List all lines of the data that include the string "colors".

## Exercise input
§

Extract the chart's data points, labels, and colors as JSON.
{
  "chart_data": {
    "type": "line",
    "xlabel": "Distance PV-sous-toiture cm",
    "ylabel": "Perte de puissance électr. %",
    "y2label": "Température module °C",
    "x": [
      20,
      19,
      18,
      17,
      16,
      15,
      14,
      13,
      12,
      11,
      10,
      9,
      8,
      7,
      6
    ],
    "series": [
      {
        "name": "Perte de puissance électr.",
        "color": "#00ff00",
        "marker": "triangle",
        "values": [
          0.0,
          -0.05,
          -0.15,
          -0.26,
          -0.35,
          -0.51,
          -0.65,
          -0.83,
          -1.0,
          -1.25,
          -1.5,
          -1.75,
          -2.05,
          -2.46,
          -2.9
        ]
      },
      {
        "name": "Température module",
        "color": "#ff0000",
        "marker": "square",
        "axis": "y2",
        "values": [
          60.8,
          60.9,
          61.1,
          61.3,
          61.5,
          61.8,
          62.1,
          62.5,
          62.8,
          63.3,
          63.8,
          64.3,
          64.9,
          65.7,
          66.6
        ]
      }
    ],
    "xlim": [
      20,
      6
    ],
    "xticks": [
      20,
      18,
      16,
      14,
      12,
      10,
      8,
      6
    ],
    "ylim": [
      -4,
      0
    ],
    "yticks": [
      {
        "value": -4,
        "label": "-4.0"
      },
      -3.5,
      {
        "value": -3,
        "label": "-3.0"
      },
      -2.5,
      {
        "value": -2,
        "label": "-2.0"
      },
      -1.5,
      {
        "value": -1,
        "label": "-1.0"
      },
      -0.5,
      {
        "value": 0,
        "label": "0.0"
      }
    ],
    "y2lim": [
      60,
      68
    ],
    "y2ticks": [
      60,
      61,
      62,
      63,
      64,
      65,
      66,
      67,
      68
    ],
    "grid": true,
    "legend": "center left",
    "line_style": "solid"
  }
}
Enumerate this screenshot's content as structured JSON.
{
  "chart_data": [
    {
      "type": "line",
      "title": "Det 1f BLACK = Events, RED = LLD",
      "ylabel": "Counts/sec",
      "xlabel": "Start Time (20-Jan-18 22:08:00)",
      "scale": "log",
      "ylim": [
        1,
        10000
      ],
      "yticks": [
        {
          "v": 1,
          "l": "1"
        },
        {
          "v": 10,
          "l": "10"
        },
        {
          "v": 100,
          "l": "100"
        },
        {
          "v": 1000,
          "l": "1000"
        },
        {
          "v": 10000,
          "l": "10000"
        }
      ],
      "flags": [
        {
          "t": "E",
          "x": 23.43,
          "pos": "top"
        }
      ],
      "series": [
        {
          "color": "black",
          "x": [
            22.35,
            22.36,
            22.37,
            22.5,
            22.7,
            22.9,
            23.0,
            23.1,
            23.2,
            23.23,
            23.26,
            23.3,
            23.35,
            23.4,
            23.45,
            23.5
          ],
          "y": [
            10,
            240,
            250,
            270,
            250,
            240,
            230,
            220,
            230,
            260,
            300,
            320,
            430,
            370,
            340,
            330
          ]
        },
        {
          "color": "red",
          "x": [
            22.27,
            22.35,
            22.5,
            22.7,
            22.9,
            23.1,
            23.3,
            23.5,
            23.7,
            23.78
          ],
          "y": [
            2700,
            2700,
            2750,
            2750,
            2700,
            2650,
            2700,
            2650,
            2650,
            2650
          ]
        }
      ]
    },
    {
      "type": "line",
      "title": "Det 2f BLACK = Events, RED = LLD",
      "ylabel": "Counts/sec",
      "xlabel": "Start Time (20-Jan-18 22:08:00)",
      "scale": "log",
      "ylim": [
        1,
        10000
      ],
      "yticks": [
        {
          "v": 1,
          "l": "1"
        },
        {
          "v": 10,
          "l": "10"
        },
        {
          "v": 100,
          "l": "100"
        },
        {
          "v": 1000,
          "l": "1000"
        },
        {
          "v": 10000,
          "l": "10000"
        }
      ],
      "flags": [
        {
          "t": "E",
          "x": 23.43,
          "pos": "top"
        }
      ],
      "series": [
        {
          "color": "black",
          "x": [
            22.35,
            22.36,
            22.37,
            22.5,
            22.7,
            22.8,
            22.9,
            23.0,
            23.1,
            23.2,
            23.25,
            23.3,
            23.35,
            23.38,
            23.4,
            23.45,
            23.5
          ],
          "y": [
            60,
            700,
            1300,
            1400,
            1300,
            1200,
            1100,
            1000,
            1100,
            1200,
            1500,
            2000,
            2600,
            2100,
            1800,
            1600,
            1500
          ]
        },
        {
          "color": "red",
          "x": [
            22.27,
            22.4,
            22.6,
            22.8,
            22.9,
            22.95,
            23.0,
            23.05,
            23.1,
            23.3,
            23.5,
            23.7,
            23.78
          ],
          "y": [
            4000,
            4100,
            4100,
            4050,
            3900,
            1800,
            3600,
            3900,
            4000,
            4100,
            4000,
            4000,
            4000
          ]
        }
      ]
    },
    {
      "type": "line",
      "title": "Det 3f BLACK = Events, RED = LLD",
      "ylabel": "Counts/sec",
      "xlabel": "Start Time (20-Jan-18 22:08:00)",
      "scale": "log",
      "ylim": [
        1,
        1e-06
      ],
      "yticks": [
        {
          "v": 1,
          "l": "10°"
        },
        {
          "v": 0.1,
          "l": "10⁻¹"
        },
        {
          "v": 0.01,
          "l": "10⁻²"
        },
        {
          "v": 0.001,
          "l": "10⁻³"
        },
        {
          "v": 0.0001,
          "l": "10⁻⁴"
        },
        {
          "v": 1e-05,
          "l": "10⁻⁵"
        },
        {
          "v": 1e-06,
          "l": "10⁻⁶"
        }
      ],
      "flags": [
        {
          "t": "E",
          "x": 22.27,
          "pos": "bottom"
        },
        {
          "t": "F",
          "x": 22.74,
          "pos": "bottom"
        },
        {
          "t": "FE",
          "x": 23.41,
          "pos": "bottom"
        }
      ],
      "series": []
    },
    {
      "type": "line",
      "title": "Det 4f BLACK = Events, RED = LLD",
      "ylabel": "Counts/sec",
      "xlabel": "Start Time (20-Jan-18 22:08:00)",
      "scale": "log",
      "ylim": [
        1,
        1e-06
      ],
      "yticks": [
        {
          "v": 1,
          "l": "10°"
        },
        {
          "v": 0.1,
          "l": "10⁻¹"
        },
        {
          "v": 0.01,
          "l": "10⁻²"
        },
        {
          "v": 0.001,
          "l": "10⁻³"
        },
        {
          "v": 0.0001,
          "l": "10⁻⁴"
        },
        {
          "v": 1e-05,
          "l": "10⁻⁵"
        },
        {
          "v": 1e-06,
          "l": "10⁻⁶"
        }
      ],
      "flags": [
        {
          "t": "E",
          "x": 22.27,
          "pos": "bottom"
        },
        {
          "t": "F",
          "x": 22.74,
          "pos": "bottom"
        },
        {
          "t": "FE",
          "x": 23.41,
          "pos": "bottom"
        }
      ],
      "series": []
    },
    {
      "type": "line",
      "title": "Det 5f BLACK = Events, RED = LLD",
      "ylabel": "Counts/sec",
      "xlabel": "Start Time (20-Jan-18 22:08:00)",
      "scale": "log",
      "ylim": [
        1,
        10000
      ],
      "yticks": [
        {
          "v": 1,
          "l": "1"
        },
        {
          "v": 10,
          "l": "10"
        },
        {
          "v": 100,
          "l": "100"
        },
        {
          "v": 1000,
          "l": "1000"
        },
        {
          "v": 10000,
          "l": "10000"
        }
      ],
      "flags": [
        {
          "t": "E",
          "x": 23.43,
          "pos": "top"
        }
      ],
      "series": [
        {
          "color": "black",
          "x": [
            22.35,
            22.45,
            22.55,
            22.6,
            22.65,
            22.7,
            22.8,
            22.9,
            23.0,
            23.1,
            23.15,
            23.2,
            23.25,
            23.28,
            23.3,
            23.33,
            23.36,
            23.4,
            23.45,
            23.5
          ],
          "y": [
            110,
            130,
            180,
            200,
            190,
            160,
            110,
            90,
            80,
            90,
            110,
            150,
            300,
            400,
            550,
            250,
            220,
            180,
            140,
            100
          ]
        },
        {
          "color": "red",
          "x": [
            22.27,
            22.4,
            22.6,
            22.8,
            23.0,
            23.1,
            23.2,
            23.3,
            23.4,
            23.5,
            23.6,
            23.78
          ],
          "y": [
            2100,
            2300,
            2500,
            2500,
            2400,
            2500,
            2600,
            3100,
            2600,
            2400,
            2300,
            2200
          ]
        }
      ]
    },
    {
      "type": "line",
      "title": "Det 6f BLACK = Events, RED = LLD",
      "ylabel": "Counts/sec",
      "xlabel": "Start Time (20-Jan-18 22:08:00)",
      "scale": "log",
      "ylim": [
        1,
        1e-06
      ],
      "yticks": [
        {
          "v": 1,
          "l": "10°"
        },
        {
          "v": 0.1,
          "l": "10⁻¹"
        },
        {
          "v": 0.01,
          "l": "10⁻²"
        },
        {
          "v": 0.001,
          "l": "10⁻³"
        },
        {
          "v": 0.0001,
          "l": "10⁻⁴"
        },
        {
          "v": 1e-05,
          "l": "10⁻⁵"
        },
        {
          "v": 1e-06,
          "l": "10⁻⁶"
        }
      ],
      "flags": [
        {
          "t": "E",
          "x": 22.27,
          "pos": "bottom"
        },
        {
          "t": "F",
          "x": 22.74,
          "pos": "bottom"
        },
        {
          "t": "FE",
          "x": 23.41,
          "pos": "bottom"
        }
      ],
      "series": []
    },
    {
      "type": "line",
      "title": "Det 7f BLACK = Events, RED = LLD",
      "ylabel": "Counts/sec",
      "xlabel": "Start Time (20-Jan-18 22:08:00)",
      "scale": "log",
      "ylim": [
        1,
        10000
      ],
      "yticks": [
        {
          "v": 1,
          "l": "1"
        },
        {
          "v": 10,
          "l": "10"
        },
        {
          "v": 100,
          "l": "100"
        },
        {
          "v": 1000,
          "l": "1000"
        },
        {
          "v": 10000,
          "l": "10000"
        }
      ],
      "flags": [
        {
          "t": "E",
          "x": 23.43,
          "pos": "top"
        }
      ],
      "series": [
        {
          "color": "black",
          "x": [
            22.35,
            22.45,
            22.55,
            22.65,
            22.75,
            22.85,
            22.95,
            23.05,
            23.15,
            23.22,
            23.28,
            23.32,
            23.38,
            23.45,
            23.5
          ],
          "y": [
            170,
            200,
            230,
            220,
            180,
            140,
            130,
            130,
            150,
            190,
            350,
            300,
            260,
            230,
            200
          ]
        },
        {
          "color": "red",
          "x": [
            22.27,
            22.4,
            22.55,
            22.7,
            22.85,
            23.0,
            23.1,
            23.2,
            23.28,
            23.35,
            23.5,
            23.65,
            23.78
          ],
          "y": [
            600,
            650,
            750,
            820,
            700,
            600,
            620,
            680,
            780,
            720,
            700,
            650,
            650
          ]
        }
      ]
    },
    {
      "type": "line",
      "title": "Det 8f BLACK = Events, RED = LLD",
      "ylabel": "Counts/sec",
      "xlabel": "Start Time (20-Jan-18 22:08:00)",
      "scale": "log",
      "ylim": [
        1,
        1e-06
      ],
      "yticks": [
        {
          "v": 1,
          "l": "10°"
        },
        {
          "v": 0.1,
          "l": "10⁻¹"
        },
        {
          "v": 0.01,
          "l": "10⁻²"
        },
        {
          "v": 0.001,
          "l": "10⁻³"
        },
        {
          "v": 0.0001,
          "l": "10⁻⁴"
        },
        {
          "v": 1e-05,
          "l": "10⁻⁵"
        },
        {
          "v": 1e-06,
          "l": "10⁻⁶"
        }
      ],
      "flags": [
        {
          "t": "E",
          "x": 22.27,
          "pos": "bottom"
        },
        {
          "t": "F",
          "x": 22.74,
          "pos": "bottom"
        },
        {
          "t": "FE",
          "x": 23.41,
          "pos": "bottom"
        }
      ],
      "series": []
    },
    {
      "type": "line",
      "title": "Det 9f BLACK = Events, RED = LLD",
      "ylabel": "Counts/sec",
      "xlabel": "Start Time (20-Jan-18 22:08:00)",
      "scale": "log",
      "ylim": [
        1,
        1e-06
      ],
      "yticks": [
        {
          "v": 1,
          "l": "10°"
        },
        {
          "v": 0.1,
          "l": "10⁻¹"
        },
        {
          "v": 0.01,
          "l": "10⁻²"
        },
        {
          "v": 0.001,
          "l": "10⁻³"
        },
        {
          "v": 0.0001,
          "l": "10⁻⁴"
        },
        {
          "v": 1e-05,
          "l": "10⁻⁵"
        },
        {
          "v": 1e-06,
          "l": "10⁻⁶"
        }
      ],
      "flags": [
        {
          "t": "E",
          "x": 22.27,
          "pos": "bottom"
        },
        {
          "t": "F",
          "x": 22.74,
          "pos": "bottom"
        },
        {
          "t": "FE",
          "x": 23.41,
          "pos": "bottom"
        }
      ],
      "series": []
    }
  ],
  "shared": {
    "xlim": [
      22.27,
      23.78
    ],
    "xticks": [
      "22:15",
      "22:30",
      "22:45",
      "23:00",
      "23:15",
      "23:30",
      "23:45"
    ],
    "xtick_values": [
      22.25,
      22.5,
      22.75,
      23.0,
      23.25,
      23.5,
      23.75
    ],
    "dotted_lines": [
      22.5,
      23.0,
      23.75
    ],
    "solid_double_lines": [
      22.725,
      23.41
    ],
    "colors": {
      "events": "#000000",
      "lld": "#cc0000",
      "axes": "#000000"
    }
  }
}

§

## Expected output
Extract the chart's data points, labels, and colors as JSON.
    "colors": {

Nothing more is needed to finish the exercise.